◆ TEXT PROVIDED ◆
Volume 6B, Chapter 13 January 2002

Steps

1. After allocating undistributed collections and disbursements between public and federal receivables, the DoD accounting centers input Seller-side information for level 2 and 3 transactions (including Transfer-out information) into the Defense Departmental Reporting System ? Audited Financial Statements (DDRS-AFS).

Required Action

For FY 2001 financial statements, the DoD reporting entities shall exchange summarized trading partner data via DDRS-AFS and according to instructions sent out by the DFAS-Arlington. The DoD accounting centers will reconcile summary level account balances using the procedures outlined in sections 1304 and 1305 of this volume.

Presentation - Where Data is Displayed

The worksheets and documents used to prepare DDRS-AFS input provide support for the financial statements reporting process and shall be maintained by the accounting office.

2. The DoD accounting centers post summary level Buyer-side accruals of unrecorded portion of reimbursable related balances.

For FY 2001, use the summary level adjustments to the buyer-side records outlined in section 1306 of this volume.

◆ SOURCE DATA ◆
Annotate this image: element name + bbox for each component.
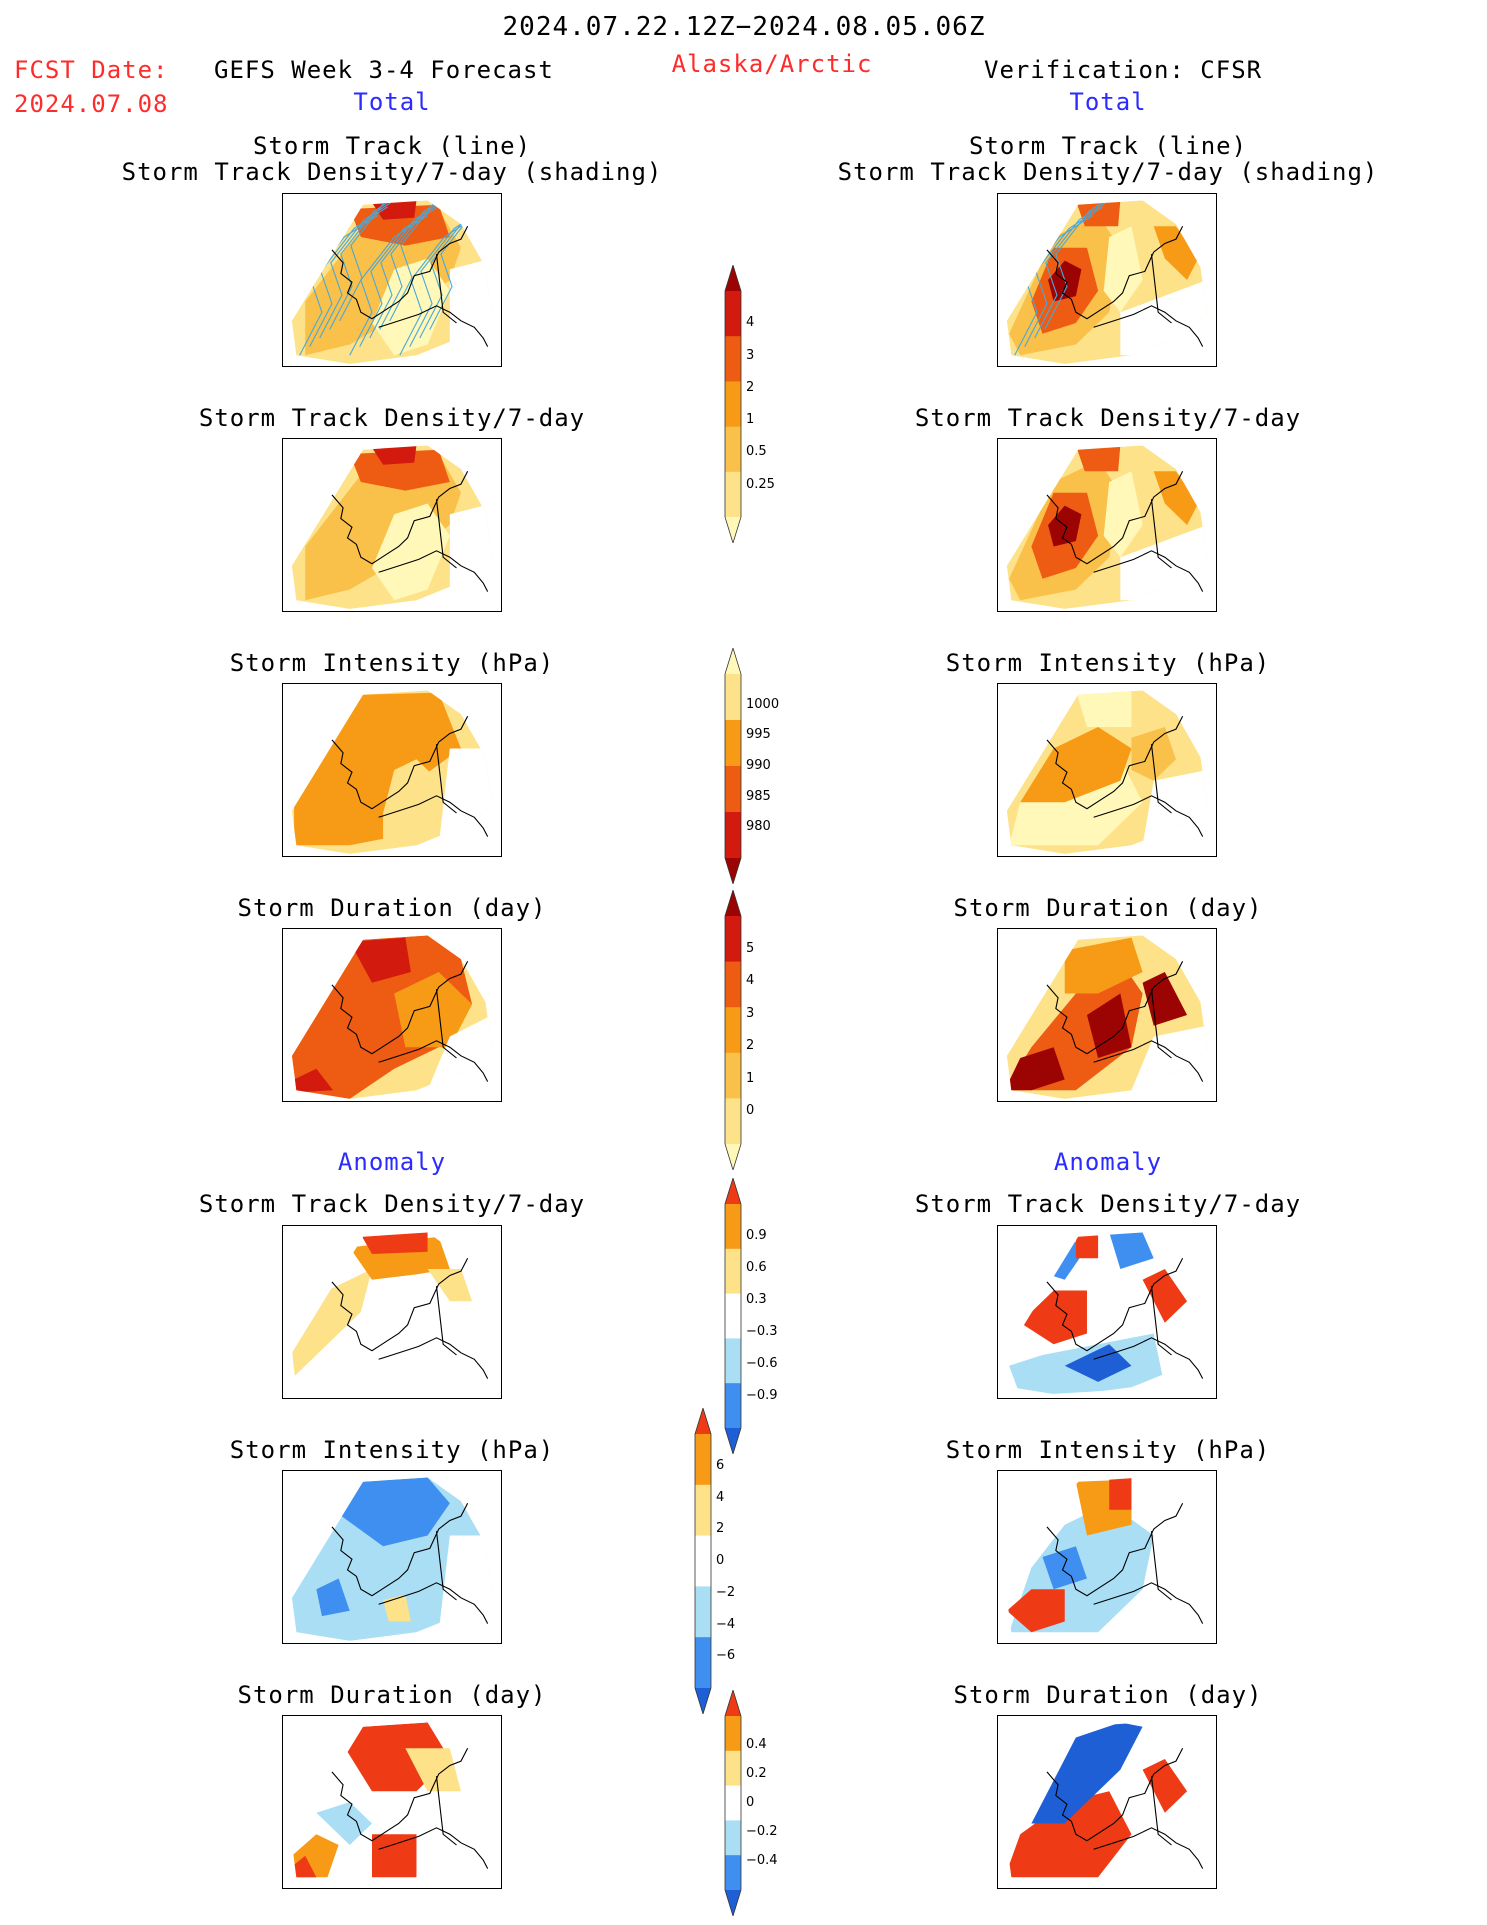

◆ AIM A ◆
Duplicate the accounting procedures text between "The worksheets and" and "reimbursable related balances.", inclusive.
◆ AIM B ◆
Using the accounting procedures text, decide whether each statement agrees with it, answering yes or no and quoting the words that decide it: (i) The accounting office maintains the worksheets used to prepare DDRS-AFS input. (ii) Summary level account balances are reconciled using the procedures in section 1306. (iii) DFAS-Arlington sends out the instructions for exchanging summarized trading partner data.

◆ EXERCISE RESULT A ◆
The worksheets and documents used to prepare DDRS-AFS input provide support for the financial statements reporting process and shall be maintained by the accounting office.

2. The DoD accounting centers post summary level Buyer-side accruals of unrecorded portion of reimbursable related balances.

◆ EXERCISE RESULT B ◆
(i) Yes: "shall be maintained by the accounting office."
(ii) No: "using the procedures outlined in sections 1304 and 1305 of this volume."
(iii) Yes: "according to instructions sent out by the DFAS-Arlington."